Exercise aim:
Scan each line of the records for the word "this" and extract the ones that have it.

Stored records:
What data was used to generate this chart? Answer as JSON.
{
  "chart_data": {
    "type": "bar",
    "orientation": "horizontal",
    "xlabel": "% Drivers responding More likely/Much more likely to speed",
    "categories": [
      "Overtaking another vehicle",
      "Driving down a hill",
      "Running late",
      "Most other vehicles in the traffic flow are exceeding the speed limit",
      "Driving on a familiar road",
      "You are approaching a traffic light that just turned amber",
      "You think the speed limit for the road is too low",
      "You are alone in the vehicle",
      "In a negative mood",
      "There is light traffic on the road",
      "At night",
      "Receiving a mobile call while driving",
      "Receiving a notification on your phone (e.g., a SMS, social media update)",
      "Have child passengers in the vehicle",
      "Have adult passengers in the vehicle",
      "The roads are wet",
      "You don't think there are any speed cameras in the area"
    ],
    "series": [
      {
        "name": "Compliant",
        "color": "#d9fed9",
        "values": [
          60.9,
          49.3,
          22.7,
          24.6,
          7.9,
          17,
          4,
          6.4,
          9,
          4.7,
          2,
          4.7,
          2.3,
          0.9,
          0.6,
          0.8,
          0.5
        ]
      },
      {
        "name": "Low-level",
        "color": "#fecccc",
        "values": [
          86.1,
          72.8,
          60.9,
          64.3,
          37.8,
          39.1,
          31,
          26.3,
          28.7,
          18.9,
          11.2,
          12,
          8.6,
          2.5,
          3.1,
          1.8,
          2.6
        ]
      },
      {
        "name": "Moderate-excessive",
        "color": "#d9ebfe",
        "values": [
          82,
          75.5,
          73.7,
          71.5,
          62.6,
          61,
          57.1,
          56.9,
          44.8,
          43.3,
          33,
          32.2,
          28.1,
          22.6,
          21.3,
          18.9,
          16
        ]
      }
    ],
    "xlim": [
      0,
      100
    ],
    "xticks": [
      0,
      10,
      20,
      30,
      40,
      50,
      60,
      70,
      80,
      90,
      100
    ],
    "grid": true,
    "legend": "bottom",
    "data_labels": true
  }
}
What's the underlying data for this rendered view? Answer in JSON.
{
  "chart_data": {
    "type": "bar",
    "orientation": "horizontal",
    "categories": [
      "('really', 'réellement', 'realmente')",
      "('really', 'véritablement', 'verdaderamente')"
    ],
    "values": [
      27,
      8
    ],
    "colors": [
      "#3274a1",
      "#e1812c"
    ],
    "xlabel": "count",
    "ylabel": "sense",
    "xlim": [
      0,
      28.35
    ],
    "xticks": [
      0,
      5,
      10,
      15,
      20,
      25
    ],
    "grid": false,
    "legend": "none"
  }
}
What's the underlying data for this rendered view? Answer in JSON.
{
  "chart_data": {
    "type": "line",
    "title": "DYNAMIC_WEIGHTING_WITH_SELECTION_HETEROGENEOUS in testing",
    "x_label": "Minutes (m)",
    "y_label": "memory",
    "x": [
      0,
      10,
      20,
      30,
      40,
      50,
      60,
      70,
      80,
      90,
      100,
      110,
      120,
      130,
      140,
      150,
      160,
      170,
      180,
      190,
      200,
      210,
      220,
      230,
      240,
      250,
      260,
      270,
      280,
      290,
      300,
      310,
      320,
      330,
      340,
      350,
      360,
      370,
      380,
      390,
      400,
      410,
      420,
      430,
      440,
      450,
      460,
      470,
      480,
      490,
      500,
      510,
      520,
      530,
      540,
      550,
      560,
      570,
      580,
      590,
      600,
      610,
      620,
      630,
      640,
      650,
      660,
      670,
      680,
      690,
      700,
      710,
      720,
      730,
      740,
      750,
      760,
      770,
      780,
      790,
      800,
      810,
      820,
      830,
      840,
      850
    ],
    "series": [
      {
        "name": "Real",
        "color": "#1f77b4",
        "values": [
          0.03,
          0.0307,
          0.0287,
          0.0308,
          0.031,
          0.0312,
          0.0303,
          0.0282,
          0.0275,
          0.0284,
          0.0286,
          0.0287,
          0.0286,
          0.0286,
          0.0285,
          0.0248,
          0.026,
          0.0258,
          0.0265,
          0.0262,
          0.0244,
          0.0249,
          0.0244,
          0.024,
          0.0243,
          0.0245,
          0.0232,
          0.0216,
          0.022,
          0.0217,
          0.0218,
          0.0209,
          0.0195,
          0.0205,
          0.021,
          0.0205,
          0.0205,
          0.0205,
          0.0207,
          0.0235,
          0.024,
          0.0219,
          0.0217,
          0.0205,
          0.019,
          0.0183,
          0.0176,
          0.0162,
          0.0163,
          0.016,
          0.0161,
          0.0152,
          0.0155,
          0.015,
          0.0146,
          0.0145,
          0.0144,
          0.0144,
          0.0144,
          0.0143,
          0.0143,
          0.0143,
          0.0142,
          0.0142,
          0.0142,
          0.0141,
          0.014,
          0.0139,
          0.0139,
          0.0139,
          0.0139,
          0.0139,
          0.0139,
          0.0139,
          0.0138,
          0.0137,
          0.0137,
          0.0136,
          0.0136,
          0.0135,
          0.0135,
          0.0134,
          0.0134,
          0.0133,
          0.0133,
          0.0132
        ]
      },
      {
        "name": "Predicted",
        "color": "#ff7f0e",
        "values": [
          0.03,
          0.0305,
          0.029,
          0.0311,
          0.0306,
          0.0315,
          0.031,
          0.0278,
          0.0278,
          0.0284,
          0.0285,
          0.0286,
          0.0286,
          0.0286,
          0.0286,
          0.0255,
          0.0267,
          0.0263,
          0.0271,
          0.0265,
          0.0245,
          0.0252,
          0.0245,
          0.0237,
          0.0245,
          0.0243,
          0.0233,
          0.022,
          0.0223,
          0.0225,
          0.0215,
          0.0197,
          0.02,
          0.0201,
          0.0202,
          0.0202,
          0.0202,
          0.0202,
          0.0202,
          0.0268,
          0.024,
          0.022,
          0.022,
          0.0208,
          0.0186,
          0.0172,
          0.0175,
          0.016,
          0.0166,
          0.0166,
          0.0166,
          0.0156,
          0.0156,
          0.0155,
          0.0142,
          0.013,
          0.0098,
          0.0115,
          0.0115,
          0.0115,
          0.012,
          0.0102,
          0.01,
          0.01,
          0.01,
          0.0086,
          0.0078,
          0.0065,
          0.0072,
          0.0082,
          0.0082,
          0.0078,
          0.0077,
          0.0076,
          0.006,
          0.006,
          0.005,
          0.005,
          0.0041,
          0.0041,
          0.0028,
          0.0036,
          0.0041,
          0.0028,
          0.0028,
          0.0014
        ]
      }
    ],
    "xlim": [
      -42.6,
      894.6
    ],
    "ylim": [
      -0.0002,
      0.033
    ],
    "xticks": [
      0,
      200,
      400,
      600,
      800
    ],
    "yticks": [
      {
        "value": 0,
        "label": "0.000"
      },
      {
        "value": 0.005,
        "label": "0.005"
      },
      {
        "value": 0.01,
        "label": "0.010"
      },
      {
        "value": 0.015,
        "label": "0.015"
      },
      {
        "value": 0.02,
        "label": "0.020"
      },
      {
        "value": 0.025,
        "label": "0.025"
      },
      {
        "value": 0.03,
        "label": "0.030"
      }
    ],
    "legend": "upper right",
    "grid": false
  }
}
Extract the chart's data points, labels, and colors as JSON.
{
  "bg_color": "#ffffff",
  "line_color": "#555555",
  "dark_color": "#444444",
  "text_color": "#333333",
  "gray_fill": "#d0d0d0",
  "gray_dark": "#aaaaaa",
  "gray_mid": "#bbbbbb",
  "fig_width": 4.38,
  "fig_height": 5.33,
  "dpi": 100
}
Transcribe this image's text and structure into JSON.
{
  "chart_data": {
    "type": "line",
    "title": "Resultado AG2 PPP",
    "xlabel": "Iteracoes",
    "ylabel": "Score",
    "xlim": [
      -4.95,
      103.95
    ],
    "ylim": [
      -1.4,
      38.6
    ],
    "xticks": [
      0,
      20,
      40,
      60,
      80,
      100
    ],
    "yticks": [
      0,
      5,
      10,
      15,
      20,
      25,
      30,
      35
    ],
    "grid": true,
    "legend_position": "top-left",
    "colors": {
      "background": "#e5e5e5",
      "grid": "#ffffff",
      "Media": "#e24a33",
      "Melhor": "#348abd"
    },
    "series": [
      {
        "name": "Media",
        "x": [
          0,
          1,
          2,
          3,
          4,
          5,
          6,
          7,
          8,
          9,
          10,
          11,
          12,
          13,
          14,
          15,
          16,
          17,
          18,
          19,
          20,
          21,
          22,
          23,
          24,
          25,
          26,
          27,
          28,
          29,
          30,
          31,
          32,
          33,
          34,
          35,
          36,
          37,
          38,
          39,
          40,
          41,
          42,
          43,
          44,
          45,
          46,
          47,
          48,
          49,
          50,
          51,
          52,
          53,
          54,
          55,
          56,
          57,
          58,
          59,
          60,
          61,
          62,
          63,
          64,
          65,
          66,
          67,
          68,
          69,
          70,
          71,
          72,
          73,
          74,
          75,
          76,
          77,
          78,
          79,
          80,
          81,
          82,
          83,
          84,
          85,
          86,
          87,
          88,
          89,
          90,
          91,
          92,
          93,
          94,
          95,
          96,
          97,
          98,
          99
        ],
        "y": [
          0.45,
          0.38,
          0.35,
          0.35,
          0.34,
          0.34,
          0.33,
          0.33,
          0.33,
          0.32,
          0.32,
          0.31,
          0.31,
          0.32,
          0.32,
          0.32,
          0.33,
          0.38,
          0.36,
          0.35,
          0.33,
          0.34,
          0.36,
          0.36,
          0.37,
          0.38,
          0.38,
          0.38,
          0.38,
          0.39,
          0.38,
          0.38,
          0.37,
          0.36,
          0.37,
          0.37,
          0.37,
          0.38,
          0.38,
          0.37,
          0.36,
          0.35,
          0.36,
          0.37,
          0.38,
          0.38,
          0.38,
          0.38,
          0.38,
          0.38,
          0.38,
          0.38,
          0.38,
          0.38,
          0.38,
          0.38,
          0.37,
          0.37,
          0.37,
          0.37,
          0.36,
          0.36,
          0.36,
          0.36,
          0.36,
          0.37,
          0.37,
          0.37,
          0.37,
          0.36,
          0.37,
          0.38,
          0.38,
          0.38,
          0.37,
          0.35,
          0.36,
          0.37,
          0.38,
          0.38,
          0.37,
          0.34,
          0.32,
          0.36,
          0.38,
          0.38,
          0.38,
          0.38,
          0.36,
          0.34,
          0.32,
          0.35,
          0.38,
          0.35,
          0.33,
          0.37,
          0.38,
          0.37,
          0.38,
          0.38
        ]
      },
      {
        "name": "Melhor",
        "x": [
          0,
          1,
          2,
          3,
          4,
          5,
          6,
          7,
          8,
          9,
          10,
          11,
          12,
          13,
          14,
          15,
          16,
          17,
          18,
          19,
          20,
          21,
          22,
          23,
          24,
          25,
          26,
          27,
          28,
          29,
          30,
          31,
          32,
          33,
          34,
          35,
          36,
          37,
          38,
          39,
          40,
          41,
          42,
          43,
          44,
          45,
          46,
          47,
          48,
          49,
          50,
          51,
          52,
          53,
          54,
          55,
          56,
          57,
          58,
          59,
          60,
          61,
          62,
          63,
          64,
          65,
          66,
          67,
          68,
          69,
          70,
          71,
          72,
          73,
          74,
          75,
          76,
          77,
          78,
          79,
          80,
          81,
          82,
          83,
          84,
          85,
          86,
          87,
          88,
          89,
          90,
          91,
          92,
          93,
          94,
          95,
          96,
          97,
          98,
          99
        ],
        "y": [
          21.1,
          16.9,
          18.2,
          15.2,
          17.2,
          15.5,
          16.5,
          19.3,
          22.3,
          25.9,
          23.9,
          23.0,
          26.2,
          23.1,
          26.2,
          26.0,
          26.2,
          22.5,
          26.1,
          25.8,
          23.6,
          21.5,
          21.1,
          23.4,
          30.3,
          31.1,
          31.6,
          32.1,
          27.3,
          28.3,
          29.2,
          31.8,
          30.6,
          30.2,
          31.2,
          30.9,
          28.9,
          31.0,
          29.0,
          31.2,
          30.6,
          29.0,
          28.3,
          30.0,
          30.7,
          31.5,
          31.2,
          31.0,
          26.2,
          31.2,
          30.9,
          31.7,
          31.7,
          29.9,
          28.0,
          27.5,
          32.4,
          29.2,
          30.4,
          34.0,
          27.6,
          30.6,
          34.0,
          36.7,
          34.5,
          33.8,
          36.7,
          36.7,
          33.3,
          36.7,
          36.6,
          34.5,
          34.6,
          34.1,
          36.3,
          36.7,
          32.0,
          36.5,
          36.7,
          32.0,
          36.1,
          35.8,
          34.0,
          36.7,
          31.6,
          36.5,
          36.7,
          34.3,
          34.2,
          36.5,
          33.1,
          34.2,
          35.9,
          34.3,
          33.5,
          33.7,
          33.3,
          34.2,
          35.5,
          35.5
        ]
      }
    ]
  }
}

Answer to the task:
What data was used to generate this chart? Answer as JSON.
What's the underlying data for this rendered view? Answer in JSON.
What's the underlying data for this rendered view? Answer in JSON.
Transcribe this image's text and structure into JSON.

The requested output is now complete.